AIM OF THE EXERCISE: Tally the lines that contain "TONE" and report the total alone.

MATERIALS PROVIDED:
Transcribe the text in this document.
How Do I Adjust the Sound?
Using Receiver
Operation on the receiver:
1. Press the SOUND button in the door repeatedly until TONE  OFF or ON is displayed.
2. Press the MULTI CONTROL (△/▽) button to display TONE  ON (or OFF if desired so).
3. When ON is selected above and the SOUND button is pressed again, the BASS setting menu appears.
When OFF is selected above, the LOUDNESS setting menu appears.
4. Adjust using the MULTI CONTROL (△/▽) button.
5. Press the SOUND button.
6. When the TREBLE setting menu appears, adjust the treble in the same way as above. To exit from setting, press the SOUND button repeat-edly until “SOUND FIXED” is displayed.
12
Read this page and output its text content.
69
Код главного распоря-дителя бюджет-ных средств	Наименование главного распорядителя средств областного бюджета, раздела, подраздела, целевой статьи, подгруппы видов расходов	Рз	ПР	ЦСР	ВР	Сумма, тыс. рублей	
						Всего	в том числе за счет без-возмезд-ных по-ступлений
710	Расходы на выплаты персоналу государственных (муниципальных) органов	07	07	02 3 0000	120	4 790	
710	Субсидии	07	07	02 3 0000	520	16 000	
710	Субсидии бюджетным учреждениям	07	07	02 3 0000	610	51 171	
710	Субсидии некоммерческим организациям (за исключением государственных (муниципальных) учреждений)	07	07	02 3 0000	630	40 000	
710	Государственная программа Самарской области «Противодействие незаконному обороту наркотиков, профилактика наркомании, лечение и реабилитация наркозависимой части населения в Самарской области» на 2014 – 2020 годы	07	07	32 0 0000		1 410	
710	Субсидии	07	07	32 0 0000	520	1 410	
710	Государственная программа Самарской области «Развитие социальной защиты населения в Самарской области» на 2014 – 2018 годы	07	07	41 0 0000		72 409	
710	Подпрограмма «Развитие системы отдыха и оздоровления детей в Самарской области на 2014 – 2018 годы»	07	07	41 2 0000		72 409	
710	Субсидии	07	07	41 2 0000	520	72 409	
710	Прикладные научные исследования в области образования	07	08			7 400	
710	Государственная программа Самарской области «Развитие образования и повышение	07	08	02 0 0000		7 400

SOLUTION TO THIS PROBLEM: 2